Supplied material
-=-=-=-=-

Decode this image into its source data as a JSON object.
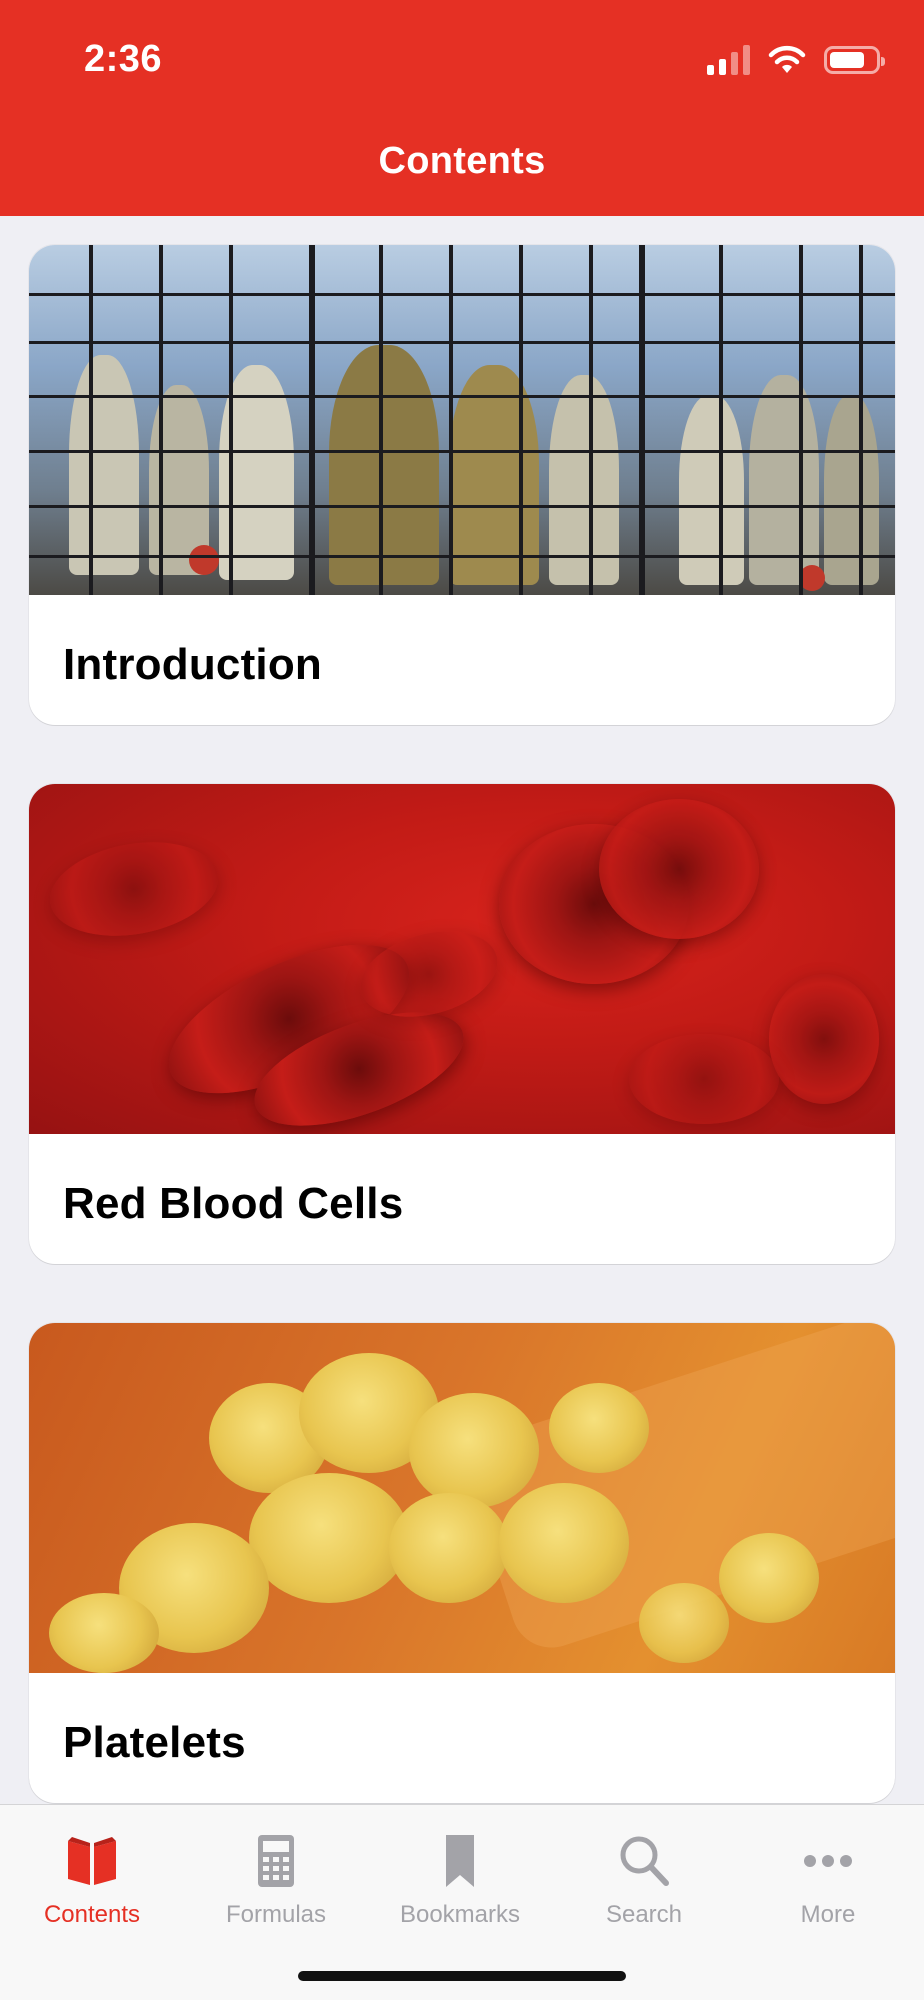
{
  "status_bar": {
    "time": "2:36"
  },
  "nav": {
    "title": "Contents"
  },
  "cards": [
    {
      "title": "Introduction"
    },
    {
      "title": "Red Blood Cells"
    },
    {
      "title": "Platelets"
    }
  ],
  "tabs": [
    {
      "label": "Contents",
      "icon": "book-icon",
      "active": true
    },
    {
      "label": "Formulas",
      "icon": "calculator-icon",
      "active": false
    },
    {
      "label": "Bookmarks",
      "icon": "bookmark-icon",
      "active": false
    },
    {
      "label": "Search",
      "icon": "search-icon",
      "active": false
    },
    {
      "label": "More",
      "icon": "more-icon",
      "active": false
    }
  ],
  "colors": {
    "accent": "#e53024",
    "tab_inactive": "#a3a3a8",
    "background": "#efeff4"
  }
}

-=-=-=-=-

Exercise description
Copy all the lines of data exactly as they appear, dropping any images.

Answer
Decode this image into its source data as a JSON object.
{
  "status_bar": {
    "time": "2:36"
  },
  "nav": {
    "title": "Contents"
  },
  "cards": [
    {
      "title": "Introduction"
    },
    {
      "title": "Red Blood Cells"
    },
    {
      "title": "Platelets"
    }
  ],
  "tabs": [
    {
      "label": "Contents",
      "icon": "book-icon",
      "active": true
    },
    {
      "label": "Formulas",
      "icon": "calculator-icon",
      "active": false
    },
    {
      "label": "Bookmarks",
      "icon": "bookmark-icon",
      "active": false
    },
    {
      "label": "Search",
      "icon": "search-icon",
      "active": false
    },
    {
      "label": "More",
      "icon": "more-icon",
      "active": false
    }
  ],
  "colors": {
    "accent": "#e53024",
    "tab_inactive": "#a3a3a8",
    "background": "#efeff4"
  }
}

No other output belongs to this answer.